— Problem requirements —
Answer with one number: how many lines hold the string "Maya".
--- Begin ---
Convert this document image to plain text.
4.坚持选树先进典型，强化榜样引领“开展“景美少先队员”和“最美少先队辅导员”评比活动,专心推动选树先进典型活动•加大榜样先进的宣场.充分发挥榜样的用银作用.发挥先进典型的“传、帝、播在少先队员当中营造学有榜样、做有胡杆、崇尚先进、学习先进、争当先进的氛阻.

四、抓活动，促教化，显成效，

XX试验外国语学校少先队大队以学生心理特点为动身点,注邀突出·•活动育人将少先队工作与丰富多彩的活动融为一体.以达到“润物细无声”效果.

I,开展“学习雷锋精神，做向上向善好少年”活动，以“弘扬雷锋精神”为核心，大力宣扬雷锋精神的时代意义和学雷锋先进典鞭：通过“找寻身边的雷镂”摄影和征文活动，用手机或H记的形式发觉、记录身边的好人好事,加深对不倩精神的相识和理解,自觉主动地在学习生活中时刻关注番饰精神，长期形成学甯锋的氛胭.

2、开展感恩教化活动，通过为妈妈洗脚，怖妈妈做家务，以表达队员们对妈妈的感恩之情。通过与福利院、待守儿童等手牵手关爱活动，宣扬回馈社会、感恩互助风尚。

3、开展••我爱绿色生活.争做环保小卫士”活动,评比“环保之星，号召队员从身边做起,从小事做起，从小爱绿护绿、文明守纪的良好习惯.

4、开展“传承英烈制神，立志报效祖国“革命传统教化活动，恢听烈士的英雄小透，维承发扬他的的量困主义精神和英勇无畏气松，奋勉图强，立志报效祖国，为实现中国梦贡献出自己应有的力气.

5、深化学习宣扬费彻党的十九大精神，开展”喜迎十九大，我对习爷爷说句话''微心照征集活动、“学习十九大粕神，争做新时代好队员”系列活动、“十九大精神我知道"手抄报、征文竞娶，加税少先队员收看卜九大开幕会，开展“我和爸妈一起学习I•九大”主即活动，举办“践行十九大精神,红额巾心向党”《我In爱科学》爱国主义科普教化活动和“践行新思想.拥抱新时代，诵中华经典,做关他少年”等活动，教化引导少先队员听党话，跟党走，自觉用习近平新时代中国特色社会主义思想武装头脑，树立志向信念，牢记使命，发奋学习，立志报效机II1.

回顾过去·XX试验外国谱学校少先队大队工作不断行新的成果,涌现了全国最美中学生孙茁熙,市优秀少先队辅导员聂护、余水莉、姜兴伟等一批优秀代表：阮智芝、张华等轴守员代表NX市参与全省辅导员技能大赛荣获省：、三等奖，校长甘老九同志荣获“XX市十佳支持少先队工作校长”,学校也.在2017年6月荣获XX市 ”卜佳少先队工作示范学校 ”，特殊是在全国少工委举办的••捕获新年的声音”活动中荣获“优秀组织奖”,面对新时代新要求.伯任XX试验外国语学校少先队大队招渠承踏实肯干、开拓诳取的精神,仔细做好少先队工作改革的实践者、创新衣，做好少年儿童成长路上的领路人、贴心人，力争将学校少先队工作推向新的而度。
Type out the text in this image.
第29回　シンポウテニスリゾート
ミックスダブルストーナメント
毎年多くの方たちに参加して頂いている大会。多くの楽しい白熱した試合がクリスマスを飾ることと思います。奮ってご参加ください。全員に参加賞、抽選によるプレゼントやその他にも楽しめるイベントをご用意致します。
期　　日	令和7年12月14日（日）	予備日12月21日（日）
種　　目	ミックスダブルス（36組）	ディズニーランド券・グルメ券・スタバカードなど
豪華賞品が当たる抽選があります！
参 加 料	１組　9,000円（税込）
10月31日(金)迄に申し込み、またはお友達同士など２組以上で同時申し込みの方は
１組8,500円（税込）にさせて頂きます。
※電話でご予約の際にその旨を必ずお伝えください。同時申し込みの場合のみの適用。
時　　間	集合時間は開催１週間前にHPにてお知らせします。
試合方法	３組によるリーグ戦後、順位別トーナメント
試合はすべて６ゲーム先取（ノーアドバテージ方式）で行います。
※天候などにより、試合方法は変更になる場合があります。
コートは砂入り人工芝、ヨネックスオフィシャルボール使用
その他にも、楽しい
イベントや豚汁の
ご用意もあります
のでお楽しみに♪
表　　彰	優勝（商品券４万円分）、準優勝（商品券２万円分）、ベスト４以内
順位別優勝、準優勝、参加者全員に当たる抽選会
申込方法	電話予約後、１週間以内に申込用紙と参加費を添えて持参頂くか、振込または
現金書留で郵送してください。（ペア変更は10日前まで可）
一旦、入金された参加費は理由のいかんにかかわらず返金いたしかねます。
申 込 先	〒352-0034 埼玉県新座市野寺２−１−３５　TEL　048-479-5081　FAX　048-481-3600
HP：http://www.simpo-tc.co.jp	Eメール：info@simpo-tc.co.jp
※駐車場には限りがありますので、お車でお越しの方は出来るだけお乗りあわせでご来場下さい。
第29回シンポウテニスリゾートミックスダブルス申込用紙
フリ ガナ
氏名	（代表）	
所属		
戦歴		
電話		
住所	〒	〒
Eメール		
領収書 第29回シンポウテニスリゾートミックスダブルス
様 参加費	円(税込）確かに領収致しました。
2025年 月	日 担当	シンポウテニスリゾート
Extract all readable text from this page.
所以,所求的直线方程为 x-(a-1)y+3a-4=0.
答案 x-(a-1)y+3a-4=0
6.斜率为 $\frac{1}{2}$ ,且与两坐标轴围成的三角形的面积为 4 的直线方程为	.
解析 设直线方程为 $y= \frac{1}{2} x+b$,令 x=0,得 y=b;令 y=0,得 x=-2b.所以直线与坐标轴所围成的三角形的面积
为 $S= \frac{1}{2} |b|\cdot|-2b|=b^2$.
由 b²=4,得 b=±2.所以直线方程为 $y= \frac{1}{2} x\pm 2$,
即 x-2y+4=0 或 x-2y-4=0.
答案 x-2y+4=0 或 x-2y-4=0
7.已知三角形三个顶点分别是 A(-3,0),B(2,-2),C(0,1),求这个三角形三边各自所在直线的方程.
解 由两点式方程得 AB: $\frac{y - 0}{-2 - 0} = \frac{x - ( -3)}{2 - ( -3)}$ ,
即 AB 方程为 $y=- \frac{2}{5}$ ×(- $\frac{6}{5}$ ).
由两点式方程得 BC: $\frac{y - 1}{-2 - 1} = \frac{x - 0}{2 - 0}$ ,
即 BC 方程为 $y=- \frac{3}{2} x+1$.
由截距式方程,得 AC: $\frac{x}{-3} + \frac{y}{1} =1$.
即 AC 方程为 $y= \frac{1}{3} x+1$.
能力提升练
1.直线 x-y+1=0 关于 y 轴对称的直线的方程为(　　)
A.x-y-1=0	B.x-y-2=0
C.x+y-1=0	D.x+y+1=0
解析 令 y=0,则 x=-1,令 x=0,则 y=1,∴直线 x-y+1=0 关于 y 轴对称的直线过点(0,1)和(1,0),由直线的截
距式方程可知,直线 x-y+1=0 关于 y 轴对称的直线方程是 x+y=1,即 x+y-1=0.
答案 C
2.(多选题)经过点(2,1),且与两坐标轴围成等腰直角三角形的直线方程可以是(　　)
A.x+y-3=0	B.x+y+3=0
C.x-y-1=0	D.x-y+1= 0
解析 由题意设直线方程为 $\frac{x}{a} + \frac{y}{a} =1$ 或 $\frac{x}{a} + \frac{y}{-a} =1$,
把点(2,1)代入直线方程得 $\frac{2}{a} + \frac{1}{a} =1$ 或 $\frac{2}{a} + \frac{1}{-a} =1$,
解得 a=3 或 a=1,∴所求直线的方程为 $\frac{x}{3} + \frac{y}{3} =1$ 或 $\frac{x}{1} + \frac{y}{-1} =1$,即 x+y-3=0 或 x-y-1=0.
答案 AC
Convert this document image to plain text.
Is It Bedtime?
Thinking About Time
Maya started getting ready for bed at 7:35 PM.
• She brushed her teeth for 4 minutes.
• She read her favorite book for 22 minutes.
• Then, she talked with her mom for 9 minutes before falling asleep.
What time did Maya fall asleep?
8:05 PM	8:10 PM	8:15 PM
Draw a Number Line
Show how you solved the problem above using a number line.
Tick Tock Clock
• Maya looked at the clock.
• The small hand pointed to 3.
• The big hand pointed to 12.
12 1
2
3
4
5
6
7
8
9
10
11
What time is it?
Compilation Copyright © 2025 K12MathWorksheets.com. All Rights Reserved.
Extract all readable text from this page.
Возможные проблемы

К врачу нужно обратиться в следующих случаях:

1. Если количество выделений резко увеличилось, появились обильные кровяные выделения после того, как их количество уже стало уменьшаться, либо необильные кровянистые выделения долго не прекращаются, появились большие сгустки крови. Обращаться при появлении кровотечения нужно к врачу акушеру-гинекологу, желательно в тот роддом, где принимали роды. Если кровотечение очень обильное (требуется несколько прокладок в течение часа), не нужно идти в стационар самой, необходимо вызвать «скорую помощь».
--- End ---
— Finished task —
3